Reproduce the data below line for line, leaving every character unchanged.

------------------------------------

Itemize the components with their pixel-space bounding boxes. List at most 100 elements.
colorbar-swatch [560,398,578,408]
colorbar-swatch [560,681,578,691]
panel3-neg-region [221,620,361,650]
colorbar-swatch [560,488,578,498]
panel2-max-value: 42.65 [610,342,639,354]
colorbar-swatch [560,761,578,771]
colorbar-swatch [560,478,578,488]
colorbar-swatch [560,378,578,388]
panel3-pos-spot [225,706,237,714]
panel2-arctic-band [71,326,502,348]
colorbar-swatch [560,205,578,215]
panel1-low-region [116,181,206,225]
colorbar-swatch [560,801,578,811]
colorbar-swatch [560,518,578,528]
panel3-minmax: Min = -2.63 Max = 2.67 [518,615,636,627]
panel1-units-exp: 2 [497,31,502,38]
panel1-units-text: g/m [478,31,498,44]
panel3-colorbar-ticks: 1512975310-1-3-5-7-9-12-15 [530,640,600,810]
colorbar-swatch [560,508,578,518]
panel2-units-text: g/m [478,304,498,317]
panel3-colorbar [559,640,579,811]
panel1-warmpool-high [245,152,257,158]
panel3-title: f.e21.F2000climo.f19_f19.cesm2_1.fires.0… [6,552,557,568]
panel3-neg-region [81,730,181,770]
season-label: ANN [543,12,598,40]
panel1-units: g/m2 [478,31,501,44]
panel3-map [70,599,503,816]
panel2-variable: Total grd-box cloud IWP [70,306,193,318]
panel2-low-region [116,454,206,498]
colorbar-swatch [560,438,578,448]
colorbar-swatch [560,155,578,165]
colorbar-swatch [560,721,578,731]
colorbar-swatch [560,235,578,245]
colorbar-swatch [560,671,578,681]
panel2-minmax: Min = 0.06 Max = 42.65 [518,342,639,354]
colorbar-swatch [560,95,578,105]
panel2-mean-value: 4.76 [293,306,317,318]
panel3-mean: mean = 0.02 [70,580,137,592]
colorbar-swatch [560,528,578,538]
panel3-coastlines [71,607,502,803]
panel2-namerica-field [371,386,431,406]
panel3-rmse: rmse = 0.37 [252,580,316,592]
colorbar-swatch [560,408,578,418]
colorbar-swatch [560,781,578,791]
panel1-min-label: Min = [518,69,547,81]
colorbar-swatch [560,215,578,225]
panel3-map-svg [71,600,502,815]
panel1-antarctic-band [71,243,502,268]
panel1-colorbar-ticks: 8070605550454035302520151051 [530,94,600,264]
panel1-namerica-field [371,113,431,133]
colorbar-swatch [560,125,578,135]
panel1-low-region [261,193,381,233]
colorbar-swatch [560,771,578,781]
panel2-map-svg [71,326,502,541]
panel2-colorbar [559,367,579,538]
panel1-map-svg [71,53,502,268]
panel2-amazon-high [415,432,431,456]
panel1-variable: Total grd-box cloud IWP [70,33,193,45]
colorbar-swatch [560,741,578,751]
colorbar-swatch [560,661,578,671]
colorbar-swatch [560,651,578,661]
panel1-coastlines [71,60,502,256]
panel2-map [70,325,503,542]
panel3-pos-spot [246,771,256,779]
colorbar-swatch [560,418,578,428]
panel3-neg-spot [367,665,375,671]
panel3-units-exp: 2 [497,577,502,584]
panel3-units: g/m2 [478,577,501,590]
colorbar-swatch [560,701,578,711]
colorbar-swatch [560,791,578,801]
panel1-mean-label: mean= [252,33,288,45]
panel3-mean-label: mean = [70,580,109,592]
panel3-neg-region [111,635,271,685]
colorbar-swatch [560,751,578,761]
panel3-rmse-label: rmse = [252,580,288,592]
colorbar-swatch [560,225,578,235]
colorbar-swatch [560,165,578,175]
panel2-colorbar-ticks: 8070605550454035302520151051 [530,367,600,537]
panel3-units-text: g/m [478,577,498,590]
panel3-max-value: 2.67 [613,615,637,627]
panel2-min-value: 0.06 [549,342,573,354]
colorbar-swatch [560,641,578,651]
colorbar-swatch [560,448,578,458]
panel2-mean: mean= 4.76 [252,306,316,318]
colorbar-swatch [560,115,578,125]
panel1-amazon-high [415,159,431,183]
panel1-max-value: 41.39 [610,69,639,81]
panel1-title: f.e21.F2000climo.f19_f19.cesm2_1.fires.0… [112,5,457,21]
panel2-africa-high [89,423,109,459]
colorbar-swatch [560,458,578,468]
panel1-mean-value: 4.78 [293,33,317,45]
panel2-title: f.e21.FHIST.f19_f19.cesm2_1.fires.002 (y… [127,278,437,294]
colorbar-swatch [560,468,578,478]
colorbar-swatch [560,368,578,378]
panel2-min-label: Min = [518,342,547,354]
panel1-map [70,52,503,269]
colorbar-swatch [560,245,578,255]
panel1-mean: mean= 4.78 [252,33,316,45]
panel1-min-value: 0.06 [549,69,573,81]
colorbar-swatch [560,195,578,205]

------------------------------------

**WORKED SOLUTION**
Itemize the components with their pixel-space bounding boxes. List at most 100 elements.
colorbar-swatch [560,398,578,408]
colorbar-swatch [560,681,578,691]
panel3-neg-region [221,620,361,650]
colorbar-swatch [560,488,578,498]
panel2-max-value: 42.65 [610,342,639,354]
colorbar-swatch [560,761,578,771]
colorbar-swatch [560,478,578,488]
colorbar-swatch [560,378,578,388]
panel3-pos-spot [225,706,237,714]
panel2-arctic-band [71,326,502,348]
colorbar-swatch [560,205,578,215]
panel1-low-region [116,181,206,225]
colorbar-swatch [560,801,578,811]
colorbar-swatch [560,518,578,528]
panel3-minmax: Min = -2.63 Max = 2.67 [518,615,636,627]
panel1-units-exp: 2 [497,31,502,38]
panel1-units-text: g/m [478,31,498,44]
panel3-colorbar-ticks: 1512975310-1-3-5-7-9-12-15 [530,640,600,810]
colorbar-swatch [560,508,578,518]
panel2-units-text: g/m [478,304,498,317]
panel3-colorbar [559,640,579,811]
panel1-warmpool-high [245,152,257,158]
panel3-title: f.e21.F2000climo.f19_f19.cesm2_1.fires.0… [6,552,557,568]
panel3-neg-region [81,730,181,770]
season-label: ANN [543,12,598,40]
panel1-units: g/m2 [478,31,501,44]
panel3-map [70,599,503,816]
panel2-variable: Total grd-box cloud IWP [70,306,193,318]
panel2-low-region [116,454,206,498]
colorbar-swatch [560,438,578,448]
colorbar-swatch [560,155,578,165]
colorbar-swatch [560,721,578,731]
colorbar-swatch [560,235,578,245]
colorbar-swatch [560,671,578,681]
panel2-minmax: Min = 0.06 Max = 42.65 [518,342,639,354]
colorbar-swatch [560,95,578,105]
panel2-mean-value: 4.76 [293,306,317,318]
panel3-mean: mean = 0.02 [70,580,137,592]
colorbar-swatch [560,528,578,538]
panel3-coastlines [71,607,502,803]
panel2-namerica-field [371,386,431,406]
panel3-rmse: rmse = 0.37 [252,580,316,592]
colorbar-swatch [560,408,578,418]
colorbar-swatch [560,781,578,791]
panel1-min-label: Min = [518,69,547,81]
colorbar-swatch [560,215,578,225]
panel3-map-svg [71,600,502,815]
panel1-antarctic-band [71,243,502,268]
panel1-colorbar-ticks: 8070605550454035302520151051 [530,94,600,264]
panel1-namerica-field [371,113,431,133]
colorbar-swatch [560,125,578,135]
panel1-low-region [261,193,381,233]
colorbar-swatch [560,771,578,781]
panel2-map-svg [71,326,502,541]
panel2-colorbar [559,367,579,538]
panel1-map-svg [71,53,502,268]
panel2-amazon-high [415,432,431,456]
panel1-variable: Total grd-box cloud IWP [70,33,193,45]
colorbar-swatch [560,741,578,751]
colorbar-swatch [560,661,578,671]
colorbar-swatch [560,651,578,661]
panel1-coastlines [71,60,502,256]
panel2-map [70,325,503,542]
panel3-pos-spot [246,771,256,779]
colorbar-swatch [560,418,578,428]
panel3-neg-spot [367,665,375,671]
panel3-units-exp: 2 [497,577,502,584]
panel3-units: g/m2 [478,577,501,590]
colorbar-swatch [560,701,578,711]
colorbar-swatch [560,791,578,801]
panel1-mean-label: mean= [252,33,288,45]
panel3-mean-label: mean = [70,580,109,592]
panel3-neg-region [111,635,271,685]
colorbar-swatch [560,751,578,761]
panel3-rmse-label: rmse = [252,580,288,592]
colorbar-swatch [560,225,578,235]
colorbar-swatch [560,165,578,175]
panel2-colorbar-ticks: 8070605550454035302520151051 [530,367,600,537]
panel3-units-text: g/m [478,577,498,590]
panel3-max-value: 2.67 [613,615,637,627]
panel2-min-value: 0.06 [549,342,573,354]
colorbar-swatch [560,641,578,651]
colorbar-swatch [560,448,578,458]
panel2-mean: mean= 4.76 [252,306,316,318]
colorbar-swatch [560,115,578,125]
panel1-amazon-high [415,159,431,183]
panel1-max-value: 41.39 [610,69,639,81]
panel1-title: f.e21.F2000climo.f19_f19.cesm2_1.fires.0… [112,5,457,21]
panel2-africa-high [89,423,109,459]
colorbar-swatch [560,458,578,468]
panel1-mean-value: 4.78 [293,33,317,45]
panel2-title: f.e21.FHIST.f19_f19.cesm2_1.fires.002 (y… [127,278,437,294]
colorbar-swatch [560,468,578,478]
colorbar-swatch [560,368,578,378]
panel2-min-label: Min = [518,342,547,354]
panel1-map [70,52,503,269]
colorbar-swatch [560,245,578,255]
panel1-mean: mean= 4.78 [252,33,316,45]
panel1-min-value: 0.06 [549,69,573,81]
colorbar-swatch [560,195,578,205]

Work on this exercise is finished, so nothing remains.